**THE EXERCISE**. Show only lines that include "reproducción".

**EXTRACTED RECORDS**.
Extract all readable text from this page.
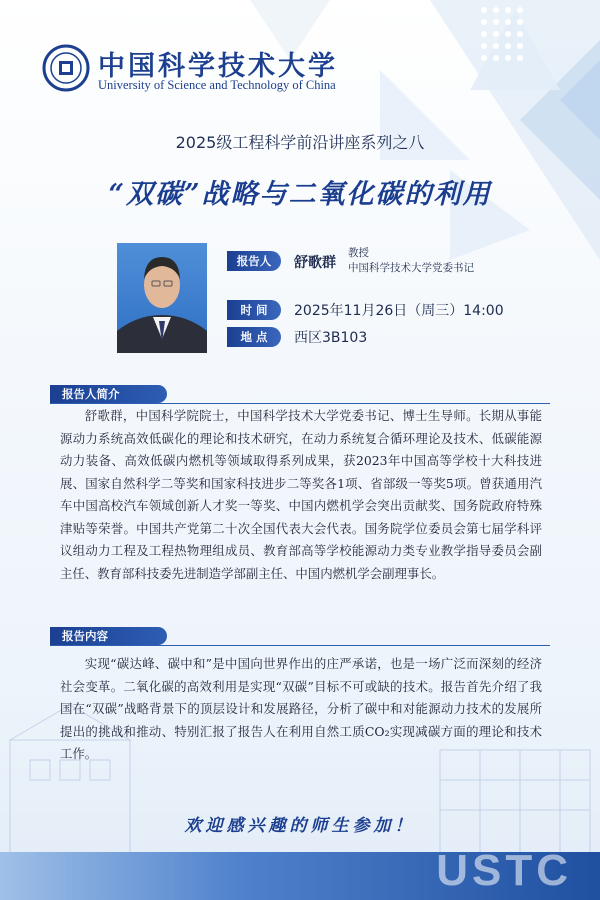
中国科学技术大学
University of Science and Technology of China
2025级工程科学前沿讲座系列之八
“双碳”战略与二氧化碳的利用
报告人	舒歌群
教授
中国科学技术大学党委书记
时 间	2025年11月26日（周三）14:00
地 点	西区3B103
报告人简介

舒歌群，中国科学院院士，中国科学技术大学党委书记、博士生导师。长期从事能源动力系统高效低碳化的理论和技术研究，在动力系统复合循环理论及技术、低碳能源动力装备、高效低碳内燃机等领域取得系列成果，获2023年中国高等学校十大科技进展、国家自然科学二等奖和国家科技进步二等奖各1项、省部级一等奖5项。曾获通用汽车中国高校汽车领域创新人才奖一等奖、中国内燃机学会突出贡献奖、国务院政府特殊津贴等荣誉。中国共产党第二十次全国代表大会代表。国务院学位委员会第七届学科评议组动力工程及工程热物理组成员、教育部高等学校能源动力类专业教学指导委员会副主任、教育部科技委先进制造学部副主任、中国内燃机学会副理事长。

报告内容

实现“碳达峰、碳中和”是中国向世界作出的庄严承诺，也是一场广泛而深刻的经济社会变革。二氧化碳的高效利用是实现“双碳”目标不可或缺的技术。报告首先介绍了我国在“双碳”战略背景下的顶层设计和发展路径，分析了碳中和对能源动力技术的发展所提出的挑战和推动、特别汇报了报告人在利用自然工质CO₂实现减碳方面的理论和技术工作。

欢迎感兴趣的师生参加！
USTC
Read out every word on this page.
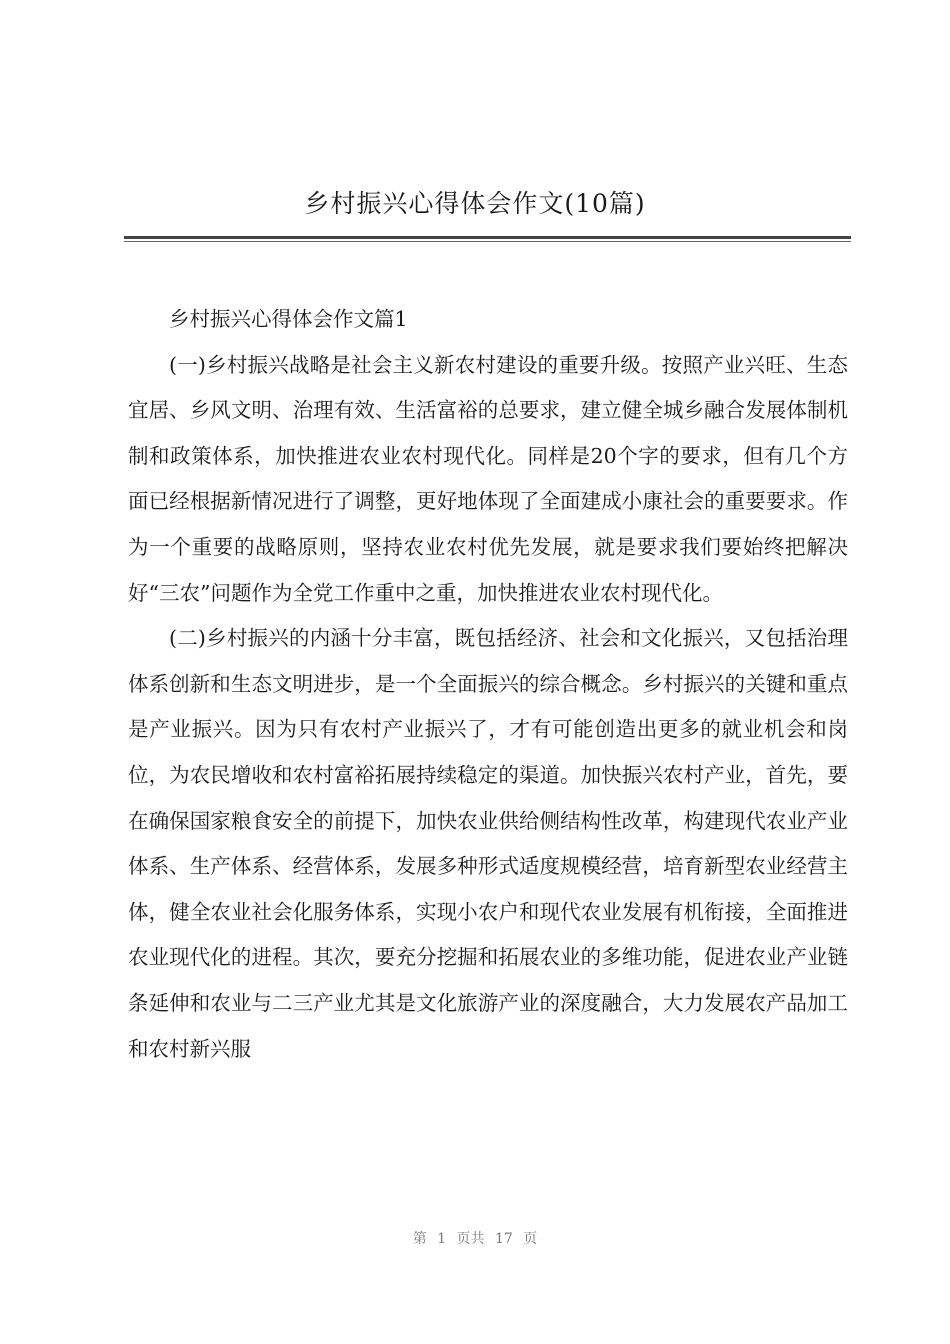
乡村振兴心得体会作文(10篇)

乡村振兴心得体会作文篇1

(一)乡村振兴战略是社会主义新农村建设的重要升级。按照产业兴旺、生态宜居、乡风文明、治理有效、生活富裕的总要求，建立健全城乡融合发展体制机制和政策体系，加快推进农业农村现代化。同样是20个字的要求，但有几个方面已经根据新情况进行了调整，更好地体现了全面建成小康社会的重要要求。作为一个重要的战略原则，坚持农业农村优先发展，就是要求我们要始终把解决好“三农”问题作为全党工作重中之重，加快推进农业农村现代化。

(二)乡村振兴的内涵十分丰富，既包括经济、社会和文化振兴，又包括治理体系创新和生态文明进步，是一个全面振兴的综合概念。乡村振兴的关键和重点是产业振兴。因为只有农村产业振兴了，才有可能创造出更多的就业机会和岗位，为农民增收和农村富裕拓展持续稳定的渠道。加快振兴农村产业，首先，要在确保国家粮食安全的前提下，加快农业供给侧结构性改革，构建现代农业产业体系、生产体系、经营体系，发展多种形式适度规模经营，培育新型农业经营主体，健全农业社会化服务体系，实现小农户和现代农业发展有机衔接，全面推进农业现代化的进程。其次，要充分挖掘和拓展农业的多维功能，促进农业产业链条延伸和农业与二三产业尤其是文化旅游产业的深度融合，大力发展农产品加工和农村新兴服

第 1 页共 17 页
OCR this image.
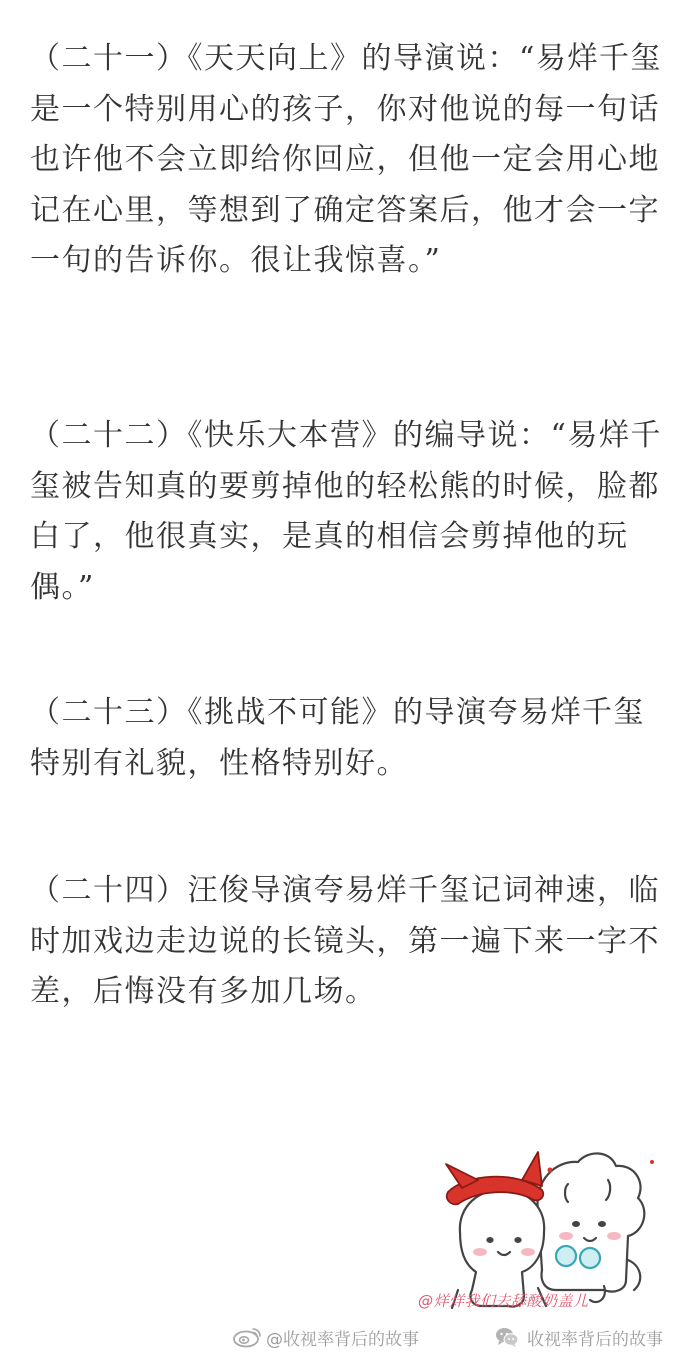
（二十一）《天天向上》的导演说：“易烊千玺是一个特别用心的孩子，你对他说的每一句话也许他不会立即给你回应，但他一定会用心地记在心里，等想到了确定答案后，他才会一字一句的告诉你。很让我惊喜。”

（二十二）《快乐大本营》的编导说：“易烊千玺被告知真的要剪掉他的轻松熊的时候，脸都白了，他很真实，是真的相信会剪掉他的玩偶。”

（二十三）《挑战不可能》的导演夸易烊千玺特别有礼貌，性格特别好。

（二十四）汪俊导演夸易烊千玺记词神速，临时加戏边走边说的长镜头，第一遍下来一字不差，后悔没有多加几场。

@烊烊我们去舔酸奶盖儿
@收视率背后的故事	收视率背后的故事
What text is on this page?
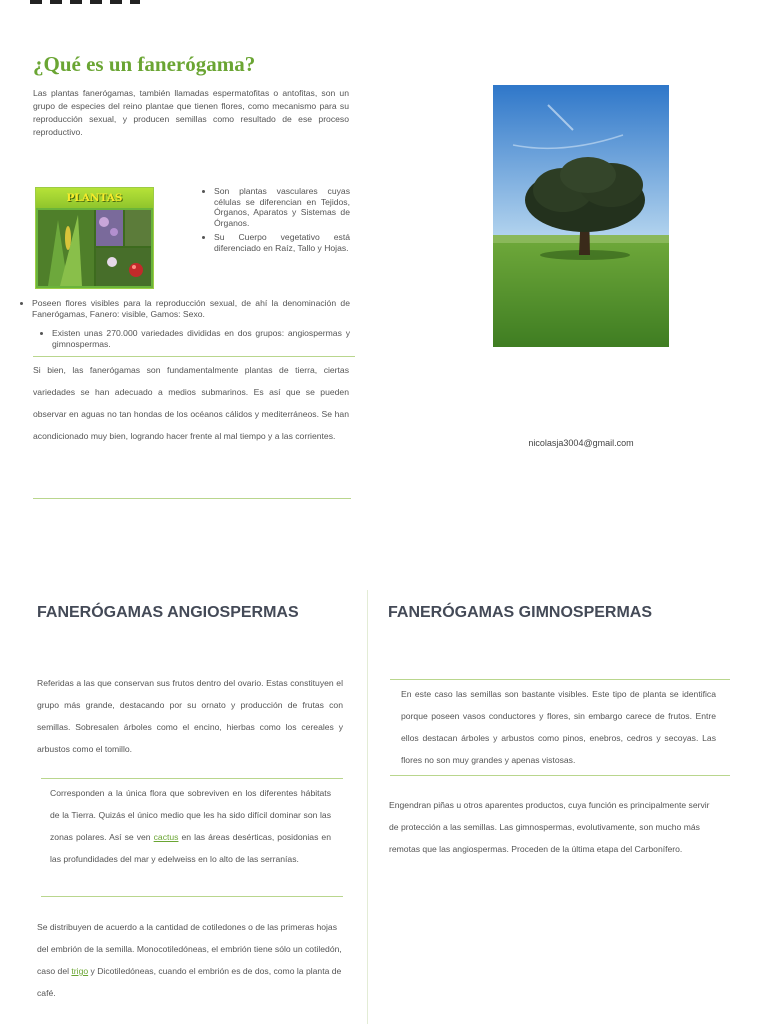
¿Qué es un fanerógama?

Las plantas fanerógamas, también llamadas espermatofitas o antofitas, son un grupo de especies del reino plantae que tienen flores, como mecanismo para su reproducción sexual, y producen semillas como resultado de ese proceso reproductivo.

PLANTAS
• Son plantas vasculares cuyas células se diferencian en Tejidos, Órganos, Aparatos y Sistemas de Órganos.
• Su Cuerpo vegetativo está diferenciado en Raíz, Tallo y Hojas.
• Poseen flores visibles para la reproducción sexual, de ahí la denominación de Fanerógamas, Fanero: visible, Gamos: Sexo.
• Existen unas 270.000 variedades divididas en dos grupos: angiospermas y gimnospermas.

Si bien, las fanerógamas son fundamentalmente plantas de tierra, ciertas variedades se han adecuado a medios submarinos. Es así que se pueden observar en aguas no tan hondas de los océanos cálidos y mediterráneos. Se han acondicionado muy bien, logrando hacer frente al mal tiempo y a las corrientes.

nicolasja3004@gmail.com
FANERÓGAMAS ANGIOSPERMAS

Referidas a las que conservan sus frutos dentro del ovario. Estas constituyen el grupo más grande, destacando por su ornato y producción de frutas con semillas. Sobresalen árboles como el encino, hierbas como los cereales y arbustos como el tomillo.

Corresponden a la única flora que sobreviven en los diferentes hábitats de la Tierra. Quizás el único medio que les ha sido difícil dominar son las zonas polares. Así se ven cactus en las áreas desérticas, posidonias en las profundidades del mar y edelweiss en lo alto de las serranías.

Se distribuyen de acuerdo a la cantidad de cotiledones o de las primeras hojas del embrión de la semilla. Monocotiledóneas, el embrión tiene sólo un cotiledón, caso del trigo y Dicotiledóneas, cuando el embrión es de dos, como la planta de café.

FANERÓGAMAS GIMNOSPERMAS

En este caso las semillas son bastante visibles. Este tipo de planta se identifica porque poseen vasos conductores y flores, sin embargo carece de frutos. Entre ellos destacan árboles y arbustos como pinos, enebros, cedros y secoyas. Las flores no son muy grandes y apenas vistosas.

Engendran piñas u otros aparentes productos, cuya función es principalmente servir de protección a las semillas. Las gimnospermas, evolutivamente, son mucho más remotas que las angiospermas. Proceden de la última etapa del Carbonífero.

**TASK ANSWER**.
Las plantas fanerógamas, también llamadas espermatofitas o antofitas, son un grupo de especies del reino plantae que tienen flores, como mecanismo para su reproducción sexual, y producen semillas como resultado de ese proceso reproductivo.
• Poseen flores visibles para la reproducción sexual, de ahí la denominación de Fanerógamas, Fanero: visible, Gamos: Sexo.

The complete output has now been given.